— EXERCISE DIRECTIONS —
Identify the lines bearing the string "populates" and gather them.

— STORED DATA —
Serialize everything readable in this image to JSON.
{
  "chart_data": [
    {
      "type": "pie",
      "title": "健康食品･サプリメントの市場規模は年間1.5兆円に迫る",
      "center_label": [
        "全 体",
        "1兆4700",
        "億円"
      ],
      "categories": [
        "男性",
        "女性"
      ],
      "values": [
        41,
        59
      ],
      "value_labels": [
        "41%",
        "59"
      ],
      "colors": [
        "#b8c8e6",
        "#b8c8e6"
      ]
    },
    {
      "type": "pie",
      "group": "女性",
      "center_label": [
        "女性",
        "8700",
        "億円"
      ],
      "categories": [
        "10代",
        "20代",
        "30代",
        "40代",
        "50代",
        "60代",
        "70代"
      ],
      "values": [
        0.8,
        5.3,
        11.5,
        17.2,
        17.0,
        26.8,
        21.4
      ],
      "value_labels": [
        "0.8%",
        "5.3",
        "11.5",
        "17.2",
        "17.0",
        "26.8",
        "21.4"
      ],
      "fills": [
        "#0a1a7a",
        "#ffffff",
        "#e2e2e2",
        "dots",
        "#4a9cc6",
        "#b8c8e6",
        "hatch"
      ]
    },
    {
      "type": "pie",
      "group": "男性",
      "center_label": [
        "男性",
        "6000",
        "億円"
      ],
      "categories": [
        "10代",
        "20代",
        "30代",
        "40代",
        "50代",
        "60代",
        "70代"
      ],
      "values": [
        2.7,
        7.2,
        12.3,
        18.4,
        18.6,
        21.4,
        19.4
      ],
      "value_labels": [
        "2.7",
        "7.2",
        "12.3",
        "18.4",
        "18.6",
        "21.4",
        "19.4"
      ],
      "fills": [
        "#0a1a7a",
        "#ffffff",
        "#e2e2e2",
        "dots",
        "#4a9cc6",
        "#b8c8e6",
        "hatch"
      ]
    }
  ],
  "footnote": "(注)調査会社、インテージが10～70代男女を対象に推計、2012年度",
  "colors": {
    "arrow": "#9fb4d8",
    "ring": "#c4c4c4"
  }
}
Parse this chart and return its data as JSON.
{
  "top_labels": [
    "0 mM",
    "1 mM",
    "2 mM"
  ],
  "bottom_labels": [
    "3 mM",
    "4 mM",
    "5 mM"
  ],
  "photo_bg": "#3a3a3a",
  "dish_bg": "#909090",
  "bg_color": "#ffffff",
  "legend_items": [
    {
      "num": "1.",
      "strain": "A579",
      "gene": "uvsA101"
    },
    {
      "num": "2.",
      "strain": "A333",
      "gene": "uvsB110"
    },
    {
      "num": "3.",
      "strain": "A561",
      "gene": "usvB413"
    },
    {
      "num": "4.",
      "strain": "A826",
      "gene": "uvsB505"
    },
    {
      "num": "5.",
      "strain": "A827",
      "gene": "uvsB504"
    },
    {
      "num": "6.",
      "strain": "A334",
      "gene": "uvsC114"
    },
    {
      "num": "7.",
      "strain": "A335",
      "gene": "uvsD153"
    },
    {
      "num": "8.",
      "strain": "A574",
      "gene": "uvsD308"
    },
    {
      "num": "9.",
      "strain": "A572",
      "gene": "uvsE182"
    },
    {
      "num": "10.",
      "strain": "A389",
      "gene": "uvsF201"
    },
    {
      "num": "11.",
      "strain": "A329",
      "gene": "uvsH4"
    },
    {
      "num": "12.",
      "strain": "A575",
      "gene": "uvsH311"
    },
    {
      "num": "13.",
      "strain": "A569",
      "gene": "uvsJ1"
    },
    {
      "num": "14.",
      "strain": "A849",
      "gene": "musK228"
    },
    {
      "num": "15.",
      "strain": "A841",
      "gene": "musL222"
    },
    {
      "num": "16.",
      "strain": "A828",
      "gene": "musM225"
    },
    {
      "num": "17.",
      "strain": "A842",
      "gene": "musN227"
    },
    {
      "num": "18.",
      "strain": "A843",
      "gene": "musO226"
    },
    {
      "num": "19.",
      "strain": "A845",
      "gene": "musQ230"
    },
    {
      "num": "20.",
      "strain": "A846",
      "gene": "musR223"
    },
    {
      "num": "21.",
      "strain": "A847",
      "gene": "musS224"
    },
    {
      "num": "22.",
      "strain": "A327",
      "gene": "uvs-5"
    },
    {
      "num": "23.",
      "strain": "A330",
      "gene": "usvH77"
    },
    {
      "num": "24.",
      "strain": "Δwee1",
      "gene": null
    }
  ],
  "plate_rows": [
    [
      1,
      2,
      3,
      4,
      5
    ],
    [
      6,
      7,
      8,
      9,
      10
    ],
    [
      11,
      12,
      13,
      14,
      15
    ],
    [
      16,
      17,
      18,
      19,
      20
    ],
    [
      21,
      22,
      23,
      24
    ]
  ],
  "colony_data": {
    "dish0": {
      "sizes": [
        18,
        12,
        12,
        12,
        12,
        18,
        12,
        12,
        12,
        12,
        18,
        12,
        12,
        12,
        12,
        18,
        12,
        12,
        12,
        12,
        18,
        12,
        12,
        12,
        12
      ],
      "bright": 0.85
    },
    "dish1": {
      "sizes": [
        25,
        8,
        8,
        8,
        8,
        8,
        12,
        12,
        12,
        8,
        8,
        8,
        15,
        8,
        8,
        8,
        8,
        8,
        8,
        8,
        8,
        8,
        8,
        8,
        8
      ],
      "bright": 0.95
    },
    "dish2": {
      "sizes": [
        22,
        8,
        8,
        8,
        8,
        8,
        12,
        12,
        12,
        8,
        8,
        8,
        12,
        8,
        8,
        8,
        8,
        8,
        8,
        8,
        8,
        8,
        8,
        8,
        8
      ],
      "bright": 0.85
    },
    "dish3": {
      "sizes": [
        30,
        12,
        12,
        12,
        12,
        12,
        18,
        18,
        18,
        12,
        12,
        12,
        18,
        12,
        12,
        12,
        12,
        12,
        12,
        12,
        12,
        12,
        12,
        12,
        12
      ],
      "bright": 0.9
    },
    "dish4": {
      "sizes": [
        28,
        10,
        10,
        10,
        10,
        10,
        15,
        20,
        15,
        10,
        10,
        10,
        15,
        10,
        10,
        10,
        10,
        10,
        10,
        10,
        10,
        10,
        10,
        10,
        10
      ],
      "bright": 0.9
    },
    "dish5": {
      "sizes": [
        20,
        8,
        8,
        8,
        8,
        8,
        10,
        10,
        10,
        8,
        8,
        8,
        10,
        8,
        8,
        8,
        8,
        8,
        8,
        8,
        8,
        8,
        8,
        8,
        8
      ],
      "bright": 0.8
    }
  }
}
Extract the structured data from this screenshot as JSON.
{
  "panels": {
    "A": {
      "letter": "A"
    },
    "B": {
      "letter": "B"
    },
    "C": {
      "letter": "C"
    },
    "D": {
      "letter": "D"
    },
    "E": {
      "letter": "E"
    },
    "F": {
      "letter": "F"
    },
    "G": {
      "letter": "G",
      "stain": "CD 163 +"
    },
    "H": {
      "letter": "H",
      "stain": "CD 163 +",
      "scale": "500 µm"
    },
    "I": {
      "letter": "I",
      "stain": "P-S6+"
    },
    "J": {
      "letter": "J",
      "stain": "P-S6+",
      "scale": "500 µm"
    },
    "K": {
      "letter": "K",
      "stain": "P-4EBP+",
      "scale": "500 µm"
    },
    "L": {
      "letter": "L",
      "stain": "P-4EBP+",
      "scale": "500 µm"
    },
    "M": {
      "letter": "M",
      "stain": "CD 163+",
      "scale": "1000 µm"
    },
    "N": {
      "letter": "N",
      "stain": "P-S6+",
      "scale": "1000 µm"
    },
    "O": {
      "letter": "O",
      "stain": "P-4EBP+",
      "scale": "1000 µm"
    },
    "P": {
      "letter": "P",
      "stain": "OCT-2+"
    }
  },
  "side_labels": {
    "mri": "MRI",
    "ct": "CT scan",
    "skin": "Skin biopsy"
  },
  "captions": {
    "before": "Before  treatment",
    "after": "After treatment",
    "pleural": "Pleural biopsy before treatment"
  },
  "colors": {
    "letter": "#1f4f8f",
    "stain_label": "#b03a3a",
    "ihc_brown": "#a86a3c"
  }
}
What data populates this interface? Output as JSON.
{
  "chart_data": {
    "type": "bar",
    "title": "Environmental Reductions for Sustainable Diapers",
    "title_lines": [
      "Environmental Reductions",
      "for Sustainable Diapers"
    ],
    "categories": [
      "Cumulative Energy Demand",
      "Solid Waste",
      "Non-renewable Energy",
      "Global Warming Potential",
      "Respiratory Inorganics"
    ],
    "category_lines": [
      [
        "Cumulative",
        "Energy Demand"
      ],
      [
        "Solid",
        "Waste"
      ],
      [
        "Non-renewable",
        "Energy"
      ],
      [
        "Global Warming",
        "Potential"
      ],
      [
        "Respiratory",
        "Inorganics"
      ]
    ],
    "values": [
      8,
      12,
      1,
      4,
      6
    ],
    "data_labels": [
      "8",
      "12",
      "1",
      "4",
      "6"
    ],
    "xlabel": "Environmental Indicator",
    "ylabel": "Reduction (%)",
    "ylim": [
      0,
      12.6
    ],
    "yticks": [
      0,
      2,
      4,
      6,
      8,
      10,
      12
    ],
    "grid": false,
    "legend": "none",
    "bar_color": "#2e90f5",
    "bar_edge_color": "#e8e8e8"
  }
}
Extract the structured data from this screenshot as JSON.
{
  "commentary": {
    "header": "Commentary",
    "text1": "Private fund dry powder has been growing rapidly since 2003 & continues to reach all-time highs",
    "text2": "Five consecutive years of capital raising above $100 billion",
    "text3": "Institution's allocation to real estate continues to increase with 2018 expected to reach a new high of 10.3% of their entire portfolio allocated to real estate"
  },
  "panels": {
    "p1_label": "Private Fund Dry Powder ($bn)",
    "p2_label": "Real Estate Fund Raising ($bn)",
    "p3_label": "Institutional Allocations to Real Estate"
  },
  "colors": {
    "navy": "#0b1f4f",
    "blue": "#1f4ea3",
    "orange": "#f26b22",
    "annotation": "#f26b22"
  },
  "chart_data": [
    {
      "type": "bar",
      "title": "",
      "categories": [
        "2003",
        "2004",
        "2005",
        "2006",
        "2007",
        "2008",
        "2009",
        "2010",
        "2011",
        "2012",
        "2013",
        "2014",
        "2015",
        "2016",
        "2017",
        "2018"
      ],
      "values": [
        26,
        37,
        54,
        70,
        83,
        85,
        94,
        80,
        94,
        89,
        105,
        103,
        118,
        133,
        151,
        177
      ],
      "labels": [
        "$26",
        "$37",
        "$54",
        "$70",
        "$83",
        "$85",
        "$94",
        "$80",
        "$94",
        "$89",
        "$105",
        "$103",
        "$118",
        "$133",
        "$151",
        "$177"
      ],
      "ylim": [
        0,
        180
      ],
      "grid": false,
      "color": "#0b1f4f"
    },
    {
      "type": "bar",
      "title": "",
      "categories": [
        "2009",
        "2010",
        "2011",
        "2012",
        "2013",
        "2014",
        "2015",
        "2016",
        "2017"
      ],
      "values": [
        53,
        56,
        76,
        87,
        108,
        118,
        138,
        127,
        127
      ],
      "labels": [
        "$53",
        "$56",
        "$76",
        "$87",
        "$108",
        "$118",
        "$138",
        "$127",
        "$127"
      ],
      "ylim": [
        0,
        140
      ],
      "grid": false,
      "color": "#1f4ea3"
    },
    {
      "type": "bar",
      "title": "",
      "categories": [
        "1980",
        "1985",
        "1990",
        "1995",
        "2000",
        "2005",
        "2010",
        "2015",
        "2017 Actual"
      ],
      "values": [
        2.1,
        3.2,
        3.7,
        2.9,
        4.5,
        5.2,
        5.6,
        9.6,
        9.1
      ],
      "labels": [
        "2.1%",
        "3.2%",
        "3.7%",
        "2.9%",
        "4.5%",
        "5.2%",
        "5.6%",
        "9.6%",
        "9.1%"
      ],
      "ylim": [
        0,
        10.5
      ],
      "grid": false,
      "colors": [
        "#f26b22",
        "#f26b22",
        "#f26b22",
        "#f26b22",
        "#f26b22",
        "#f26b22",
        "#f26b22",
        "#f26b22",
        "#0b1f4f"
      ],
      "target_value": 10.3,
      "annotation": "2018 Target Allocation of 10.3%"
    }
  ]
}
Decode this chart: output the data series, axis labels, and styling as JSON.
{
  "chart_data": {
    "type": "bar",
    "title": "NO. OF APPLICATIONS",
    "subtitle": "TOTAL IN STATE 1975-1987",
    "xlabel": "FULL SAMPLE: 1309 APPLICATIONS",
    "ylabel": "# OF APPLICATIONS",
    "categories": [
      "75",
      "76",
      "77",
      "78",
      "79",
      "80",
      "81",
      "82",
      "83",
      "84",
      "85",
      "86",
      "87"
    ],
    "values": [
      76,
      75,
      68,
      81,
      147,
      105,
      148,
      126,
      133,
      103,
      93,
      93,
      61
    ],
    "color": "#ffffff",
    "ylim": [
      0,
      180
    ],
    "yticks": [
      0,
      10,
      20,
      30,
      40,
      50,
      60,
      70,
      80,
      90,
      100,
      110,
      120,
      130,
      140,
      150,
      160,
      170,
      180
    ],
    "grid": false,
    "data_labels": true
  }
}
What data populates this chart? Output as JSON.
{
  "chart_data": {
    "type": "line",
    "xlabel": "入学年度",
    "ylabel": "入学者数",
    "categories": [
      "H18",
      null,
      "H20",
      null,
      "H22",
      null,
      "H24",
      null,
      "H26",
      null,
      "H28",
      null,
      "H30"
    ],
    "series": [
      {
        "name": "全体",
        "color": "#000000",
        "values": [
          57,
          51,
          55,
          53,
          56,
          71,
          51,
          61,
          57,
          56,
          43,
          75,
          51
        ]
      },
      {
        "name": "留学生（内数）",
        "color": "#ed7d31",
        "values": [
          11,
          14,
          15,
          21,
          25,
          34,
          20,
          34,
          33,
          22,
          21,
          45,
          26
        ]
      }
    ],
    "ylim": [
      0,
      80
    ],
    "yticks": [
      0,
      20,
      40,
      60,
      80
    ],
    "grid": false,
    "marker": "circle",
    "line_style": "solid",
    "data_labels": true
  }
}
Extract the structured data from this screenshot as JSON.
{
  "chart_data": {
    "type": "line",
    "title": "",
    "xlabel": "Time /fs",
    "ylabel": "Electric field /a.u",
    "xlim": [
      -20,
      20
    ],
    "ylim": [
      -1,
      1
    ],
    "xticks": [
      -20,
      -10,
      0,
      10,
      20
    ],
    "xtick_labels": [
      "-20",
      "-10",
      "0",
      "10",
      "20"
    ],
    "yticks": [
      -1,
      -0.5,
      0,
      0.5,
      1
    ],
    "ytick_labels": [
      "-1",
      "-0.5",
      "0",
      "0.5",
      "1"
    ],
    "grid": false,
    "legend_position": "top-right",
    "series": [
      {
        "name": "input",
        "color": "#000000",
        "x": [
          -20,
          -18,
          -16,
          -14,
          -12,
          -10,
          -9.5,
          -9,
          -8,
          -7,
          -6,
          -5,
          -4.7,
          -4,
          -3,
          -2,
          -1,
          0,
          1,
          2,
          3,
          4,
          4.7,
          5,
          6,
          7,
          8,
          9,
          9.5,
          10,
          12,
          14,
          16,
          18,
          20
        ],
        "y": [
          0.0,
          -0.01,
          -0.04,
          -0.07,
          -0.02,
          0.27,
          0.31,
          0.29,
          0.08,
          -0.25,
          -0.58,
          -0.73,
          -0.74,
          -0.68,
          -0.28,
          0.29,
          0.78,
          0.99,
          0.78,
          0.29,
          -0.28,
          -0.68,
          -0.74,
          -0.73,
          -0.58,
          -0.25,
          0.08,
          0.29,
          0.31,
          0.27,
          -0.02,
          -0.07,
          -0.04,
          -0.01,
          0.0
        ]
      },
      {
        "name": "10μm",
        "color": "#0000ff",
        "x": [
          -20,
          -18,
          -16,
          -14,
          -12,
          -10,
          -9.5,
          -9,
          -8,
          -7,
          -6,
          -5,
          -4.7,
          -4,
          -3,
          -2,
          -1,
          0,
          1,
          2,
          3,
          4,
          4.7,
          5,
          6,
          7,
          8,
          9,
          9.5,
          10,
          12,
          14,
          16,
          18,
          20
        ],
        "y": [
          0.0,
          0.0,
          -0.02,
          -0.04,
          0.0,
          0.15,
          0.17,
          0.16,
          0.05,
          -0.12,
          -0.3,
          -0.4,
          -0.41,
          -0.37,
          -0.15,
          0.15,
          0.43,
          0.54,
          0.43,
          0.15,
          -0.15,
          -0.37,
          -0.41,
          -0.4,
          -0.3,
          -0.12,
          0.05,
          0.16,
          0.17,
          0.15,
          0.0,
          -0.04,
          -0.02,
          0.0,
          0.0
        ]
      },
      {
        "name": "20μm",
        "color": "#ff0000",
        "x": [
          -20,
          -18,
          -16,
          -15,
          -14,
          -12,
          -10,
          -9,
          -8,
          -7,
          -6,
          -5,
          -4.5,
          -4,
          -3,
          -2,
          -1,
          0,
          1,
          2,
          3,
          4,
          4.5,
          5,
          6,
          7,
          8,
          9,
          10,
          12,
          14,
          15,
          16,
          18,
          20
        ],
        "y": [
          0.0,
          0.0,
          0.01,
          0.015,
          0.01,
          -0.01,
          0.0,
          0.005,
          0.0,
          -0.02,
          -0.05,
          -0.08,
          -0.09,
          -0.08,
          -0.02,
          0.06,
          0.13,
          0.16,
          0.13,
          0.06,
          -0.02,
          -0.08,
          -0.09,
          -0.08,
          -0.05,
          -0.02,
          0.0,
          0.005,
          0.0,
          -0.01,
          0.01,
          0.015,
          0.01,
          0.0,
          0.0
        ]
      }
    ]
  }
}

— EXERCISE ANSWER —
What data populates this interface? Output as JSON.
What data populates this chart? Output as JSON.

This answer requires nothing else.